## STATED TASK
Copy every line with the string "price" in it.

## RECORDS TO USE
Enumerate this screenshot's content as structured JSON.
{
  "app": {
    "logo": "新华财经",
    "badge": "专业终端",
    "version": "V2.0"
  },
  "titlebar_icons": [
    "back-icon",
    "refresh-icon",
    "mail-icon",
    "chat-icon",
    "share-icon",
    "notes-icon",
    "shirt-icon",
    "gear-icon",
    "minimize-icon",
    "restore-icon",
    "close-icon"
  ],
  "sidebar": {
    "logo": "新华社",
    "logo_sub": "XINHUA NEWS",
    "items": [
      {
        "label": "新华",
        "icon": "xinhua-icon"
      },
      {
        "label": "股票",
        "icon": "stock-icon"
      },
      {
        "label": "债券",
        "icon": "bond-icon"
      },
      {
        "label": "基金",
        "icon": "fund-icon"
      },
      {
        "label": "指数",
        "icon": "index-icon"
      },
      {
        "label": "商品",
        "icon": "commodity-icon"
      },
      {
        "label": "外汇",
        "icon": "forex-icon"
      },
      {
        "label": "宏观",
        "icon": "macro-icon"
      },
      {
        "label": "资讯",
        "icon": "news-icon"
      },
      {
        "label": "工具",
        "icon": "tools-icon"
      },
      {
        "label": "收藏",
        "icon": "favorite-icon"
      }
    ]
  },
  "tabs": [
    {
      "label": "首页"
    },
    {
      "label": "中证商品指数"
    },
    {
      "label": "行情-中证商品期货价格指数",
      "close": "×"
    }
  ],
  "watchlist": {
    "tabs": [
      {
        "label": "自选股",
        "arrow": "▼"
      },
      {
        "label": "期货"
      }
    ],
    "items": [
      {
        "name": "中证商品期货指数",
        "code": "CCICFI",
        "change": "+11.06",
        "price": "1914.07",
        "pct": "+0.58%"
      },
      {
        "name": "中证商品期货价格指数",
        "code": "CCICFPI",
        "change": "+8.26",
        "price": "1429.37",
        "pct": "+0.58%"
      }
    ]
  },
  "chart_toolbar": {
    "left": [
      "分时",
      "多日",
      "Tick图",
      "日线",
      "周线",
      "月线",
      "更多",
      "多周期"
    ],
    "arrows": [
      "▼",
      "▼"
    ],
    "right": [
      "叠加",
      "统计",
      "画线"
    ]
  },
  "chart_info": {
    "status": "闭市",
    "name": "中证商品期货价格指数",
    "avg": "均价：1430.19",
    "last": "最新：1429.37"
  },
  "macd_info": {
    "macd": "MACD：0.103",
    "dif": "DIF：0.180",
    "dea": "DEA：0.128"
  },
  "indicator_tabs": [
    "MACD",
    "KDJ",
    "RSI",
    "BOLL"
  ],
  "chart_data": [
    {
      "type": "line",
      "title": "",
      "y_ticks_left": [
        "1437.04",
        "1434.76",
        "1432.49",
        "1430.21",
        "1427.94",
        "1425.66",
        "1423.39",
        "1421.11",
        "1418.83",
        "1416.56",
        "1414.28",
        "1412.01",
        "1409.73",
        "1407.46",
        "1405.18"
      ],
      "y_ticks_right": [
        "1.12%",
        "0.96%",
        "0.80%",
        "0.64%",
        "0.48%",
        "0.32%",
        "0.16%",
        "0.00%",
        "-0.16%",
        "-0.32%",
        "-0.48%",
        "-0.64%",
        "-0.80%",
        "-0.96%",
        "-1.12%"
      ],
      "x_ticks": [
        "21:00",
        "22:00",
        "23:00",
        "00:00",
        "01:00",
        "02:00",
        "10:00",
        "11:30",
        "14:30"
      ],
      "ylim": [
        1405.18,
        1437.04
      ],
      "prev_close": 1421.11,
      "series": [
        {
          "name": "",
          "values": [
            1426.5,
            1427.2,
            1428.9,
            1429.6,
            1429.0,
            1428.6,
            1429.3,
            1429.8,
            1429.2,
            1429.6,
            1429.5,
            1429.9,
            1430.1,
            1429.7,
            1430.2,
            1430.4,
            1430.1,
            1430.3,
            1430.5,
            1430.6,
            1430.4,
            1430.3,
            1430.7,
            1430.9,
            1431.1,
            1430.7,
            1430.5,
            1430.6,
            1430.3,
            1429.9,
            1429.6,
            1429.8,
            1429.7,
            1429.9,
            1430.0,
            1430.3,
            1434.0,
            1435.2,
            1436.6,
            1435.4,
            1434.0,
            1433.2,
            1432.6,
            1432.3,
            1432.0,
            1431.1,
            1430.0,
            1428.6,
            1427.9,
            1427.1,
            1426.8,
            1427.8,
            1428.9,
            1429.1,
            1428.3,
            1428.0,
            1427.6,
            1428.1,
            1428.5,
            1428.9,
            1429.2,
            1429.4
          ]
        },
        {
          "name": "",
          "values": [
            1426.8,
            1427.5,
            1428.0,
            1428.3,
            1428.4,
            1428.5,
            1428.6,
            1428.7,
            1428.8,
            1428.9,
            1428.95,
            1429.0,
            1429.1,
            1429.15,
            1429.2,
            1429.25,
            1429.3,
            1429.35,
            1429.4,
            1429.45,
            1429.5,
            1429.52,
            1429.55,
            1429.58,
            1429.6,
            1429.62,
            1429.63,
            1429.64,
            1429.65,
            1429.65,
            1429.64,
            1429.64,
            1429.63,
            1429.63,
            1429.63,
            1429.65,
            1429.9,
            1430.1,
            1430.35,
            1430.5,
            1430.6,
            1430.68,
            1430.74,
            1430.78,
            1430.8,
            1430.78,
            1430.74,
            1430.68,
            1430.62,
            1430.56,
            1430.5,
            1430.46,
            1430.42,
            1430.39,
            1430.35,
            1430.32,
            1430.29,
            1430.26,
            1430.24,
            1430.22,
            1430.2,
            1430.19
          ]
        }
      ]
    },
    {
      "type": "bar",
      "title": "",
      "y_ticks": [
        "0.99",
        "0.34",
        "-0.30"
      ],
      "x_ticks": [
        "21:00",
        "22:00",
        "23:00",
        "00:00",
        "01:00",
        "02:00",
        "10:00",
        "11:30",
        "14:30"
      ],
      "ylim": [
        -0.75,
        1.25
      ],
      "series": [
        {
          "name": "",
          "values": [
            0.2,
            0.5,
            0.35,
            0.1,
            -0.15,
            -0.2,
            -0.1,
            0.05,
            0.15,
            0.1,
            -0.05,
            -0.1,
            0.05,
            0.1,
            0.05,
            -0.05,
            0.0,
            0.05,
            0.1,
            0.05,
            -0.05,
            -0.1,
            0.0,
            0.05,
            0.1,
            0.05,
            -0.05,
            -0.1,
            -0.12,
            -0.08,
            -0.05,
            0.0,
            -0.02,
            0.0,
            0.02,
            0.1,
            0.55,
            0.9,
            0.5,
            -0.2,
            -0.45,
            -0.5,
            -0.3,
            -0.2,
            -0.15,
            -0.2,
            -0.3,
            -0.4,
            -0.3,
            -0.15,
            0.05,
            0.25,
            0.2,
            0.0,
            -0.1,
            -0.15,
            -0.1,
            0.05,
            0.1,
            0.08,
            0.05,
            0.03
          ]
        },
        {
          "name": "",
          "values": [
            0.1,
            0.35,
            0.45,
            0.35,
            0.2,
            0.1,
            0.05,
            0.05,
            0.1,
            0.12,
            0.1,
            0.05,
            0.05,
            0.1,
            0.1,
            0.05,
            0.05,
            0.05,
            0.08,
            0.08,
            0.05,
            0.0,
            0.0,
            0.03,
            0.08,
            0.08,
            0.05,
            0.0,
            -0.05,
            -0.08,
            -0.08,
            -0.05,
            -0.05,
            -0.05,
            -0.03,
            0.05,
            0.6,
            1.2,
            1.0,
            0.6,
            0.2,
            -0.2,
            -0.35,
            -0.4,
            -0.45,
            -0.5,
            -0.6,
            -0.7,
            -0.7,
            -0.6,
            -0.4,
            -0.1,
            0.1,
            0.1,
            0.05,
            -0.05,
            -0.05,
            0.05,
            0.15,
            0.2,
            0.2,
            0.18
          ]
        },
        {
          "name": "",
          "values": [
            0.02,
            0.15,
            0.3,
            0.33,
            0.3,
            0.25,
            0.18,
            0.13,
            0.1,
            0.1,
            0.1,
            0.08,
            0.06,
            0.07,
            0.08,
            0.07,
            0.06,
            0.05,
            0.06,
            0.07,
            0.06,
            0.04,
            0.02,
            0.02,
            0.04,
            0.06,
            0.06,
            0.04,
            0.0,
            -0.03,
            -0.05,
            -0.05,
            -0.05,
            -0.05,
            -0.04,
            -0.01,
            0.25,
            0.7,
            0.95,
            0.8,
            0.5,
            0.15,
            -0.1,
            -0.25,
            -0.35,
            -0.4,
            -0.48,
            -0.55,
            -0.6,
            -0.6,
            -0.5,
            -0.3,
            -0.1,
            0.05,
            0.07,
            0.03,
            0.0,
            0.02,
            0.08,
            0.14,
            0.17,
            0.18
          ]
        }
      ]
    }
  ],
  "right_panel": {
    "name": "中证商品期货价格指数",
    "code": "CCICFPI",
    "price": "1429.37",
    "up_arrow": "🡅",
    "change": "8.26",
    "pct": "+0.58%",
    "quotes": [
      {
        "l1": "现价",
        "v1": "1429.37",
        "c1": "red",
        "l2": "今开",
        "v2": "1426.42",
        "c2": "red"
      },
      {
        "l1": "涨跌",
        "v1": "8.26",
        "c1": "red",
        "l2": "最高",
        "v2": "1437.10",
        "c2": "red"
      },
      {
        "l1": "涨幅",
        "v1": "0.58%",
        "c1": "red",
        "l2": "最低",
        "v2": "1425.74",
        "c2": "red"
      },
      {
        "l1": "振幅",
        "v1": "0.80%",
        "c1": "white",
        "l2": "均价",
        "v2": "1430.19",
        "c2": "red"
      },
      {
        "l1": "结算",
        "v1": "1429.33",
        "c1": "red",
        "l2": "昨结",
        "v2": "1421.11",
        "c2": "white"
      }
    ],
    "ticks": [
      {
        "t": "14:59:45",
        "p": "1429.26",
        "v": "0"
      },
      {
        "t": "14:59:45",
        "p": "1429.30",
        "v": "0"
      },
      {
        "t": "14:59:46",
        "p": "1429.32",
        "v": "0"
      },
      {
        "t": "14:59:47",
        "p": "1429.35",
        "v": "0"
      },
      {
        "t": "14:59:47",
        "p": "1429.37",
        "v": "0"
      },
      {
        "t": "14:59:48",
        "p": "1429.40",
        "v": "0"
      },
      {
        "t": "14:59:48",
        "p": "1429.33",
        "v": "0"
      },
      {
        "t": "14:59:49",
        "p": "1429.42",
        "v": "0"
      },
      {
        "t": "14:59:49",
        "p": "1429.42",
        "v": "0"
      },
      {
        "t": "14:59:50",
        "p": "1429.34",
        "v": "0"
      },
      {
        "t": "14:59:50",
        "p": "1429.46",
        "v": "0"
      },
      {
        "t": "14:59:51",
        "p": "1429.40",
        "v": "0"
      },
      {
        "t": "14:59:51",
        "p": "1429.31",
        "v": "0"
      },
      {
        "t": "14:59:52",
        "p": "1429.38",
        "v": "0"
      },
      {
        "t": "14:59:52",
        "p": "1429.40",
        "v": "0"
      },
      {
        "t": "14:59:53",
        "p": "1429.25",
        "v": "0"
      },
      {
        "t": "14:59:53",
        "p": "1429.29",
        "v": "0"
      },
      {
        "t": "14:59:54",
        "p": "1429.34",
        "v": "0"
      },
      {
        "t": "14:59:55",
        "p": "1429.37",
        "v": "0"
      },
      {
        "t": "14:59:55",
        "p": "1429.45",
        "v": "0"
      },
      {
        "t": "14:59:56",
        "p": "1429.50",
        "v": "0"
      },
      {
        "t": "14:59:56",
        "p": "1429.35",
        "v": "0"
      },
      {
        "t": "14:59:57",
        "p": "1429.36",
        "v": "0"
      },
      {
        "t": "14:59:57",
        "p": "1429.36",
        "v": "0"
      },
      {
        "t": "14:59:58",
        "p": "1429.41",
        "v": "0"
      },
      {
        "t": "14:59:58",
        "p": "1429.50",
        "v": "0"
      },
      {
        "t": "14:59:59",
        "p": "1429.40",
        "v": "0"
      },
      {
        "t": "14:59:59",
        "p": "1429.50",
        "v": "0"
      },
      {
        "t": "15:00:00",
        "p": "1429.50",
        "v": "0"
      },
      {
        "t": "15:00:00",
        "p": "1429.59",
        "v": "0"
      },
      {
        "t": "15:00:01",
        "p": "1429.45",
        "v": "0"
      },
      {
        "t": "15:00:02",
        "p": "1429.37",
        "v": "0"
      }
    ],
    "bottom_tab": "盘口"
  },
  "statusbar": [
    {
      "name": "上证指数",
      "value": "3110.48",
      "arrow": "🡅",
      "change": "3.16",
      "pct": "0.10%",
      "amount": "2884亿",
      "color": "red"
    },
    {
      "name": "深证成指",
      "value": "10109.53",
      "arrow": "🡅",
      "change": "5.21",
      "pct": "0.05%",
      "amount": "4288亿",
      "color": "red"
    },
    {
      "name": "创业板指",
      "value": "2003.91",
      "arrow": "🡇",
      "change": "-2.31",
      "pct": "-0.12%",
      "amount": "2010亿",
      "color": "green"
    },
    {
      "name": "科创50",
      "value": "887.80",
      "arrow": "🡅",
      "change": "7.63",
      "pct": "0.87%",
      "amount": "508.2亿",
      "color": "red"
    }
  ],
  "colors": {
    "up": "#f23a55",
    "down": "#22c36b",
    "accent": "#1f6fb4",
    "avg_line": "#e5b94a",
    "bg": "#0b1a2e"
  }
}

## CORRECT RESPONSE
        "price": "1914.07",
        "price": "1429.37",
    "price": "1429.37",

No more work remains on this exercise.